• _Texto fornecido_
○ ○ ○ ○ ○ ○ ○
Para o viajante econômico, Santiago é um prato cheio de autenticidade. A base ideal é um hotel 3 estrelas funcional ou um hostel de design em bairros como Providencia ou Barrio Italia, que oferecem ótima localização e fácil acesso ao metrô.
A gastronomia é vivida como um local: o café da manhã é simples, o almoço é focado no clássico "menu del día" (o PF chileno) encontrado nas fuentes de soda (lanchonetes tradicionais) e o jantar pode ser um completo (cachorro-quente local) ou algo comprado no supermercado. A locomoção é feita majoritariamente a pé e via metrô, dominando o uso do cartão "Bip!".
○ ○ ○ ○ ○ ○ ○
• _Material extraído_
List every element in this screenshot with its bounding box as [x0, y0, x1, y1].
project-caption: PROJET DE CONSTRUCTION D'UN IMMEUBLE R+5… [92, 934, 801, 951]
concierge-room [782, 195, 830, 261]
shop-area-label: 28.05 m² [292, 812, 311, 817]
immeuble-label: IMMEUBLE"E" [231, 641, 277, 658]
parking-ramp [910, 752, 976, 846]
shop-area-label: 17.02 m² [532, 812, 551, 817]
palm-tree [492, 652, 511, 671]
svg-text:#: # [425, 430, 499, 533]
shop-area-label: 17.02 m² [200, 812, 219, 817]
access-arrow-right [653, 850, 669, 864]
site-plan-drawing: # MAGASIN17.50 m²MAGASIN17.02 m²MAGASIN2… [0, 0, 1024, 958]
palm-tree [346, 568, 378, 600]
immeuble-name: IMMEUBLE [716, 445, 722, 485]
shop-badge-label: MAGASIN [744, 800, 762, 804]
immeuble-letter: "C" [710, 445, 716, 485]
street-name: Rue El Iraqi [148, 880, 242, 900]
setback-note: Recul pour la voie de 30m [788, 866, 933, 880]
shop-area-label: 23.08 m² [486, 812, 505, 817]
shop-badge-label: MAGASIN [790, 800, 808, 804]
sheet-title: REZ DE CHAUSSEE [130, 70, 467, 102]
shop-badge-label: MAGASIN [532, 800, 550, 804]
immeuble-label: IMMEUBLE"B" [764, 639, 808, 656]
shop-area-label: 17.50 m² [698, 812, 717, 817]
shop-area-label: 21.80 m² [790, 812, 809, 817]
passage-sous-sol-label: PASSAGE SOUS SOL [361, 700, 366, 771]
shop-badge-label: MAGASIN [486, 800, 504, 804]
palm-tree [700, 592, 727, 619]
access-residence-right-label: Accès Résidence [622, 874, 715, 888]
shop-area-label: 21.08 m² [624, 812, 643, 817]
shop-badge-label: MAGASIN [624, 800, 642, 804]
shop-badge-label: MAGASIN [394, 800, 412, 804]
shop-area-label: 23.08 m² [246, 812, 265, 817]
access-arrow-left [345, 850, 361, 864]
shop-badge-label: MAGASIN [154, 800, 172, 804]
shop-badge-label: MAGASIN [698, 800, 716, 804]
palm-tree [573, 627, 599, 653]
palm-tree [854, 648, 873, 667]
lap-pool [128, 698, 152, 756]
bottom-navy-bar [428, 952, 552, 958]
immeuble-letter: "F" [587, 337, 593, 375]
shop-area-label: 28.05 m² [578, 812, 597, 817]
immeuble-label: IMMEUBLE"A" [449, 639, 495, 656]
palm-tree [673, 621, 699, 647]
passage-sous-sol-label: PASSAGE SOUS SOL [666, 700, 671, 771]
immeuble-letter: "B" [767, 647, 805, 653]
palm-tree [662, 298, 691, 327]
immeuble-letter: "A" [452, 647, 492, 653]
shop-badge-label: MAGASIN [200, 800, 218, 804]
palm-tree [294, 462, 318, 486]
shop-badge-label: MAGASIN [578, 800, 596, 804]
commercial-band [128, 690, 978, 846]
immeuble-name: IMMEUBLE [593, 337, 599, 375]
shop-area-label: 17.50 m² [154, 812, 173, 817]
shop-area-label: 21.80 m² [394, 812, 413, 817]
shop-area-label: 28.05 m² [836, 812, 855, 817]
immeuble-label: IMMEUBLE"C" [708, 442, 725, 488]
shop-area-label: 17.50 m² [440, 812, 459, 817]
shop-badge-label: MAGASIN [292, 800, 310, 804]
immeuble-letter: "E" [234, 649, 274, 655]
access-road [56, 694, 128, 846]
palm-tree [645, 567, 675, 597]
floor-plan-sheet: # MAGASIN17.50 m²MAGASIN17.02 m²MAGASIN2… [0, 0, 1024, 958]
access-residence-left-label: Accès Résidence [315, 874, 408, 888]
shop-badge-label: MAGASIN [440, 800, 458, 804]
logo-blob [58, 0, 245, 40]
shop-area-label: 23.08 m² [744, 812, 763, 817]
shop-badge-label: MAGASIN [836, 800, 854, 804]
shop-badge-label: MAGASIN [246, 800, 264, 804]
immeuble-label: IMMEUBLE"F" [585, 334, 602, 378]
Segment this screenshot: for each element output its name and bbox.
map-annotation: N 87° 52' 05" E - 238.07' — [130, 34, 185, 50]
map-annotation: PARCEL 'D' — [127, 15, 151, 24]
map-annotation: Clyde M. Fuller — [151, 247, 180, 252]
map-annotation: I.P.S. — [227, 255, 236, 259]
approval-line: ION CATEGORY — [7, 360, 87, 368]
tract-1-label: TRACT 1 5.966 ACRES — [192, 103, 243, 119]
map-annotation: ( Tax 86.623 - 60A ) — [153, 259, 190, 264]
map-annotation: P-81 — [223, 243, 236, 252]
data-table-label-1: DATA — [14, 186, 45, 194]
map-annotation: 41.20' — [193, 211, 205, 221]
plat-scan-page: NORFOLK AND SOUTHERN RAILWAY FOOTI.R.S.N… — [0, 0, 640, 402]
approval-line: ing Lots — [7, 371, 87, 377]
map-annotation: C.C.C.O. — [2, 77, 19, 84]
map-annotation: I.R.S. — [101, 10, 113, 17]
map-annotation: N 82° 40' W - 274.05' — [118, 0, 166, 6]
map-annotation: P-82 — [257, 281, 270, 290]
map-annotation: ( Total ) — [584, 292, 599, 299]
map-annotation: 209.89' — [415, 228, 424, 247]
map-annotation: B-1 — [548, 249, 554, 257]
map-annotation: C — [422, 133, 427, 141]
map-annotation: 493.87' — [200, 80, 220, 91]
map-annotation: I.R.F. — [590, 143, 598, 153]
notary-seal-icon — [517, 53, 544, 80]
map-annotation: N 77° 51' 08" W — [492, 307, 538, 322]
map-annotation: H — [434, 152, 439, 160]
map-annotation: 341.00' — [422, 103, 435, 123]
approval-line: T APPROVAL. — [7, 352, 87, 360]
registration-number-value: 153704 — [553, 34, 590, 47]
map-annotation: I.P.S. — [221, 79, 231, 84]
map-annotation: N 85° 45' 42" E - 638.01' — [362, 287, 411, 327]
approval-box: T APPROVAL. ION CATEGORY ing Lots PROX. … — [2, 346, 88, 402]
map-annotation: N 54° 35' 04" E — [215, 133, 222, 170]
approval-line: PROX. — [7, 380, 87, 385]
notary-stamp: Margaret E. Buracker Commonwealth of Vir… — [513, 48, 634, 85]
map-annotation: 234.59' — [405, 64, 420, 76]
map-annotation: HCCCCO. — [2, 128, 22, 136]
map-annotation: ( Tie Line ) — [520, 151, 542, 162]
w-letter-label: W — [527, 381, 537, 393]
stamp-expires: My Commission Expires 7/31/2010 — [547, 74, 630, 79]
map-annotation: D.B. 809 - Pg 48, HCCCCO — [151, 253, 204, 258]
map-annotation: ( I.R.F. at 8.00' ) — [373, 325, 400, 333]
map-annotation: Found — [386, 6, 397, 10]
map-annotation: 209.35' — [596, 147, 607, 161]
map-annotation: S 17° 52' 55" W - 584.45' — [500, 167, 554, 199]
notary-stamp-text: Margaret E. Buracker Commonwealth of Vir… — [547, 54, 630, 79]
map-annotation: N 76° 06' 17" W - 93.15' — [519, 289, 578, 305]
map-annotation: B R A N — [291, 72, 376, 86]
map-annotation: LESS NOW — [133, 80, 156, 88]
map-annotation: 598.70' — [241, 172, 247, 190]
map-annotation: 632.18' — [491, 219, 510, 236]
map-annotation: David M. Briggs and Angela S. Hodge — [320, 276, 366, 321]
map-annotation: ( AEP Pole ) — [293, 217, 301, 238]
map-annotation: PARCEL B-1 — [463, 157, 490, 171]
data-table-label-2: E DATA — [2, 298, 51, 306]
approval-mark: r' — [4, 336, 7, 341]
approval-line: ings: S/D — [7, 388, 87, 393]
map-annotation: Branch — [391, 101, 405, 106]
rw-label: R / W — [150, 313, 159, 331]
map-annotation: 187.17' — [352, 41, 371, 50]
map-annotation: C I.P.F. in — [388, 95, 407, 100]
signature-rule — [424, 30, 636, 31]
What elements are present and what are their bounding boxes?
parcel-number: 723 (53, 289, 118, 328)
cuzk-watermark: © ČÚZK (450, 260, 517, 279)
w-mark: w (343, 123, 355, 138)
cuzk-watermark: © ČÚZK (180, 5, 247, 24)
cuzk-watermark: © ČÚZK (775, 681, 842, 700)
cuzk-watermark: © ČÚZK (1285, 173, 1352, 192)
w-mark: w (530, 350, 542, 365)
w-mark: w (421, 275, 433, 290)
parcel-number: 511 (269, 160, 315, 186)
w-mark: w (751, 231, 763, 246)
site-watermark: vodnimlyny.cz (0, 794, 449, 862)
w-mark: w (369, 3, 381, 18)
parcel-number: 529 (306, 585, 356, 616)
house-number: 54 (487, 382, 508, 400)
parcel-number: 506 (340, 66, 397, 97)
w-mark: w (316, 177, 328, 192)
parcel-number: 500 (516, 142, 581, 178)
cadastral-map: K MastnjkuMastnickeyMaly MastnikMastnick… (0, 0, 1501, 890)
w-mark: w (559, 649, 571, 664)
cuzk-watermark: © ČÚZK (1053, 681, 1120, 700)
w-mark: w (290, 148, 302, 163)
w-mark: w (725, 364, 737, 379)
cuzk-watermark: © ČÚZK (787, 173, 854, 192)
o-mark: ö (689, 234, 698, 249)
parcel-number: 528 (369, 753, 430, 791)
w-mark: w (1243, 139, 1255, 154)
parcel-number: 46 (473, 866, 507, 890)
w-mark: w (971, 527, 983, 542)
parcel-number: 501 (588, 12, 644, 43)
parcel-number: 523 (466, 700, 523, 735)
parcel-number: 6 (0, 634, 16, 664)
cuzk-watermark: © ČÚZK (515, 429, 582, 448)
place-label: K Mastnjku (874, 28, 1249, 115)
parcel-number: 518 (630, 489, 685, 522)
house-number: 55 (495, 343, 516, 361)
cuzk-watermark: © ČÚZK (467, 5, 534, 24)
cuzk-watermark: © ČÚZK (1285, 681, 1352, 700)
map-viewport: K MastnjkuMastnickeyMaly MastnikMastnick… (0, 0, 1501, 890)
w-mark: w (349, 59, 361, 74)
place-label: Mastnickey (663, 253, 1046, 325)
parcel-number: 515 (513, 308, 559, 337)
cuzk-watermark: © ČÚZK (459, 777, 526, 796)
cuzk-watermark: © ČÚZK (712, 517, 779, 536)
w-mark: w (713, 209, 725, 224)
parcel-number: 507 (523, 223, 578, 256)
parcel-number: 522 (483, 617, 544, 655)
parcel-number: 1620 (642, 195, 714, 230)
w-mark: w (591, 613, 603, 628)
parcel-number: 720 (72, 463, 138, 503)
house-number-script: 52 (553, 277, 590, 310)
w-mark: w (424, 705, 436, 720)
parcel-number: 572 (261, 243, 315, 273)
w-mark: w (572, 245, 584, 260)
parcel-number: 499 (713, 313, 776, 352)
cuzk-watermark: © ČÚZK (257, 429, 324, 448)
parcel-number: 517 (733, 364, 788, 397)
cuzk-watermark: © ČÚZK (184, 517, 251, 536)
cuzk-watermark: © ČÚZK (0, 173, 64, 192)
○ ○ ○ ○ ○ ○ ○
• _Usando as informações_
**1)** Transforme em lista o parágrafo do texto sobre Santiago que começa com "A gastronomia é vivida", mantendo os fatos principais.
**2)** Prolongue o texto sobre Santiago a partir do ponto em que ele termina.
As entradas não são necessárias para o que vem a seguir.

• _Respostas em ordem_
**1)**
- Café da manhã: simples.
- Almoço: o clássico "menu del día" (o PF chileno), nas fuentes de soda (lanchonetes tradicionais).
- Jantar: um completo (cachorro-quente local) ou algo comprado no supermercado.
- Locomoção: principalmente a pé e de metrô, usando o cartão "Bip!".

**2)**
O roteiro foca na liberdade e na descoberta, priorizando vistas e cultura. Esse viajante sobe o Cerro San Cristóbal a pé para economizar o funicular, explora a arte de rua do Barrio Bellavista e se perde nas feiras de artesanato de Lastarria. A cultura é absorvida em museus com entrada franca, como o Museu Nacional de Belas Artes. Para o bate-volta de 7 dias, a aventura é pegar um ônibus local rumo a Cajón del Maipo para um trekking autoguiado e um piquenique com vista para as montanhas, provando que a grandiosidade dos Andes é acessível.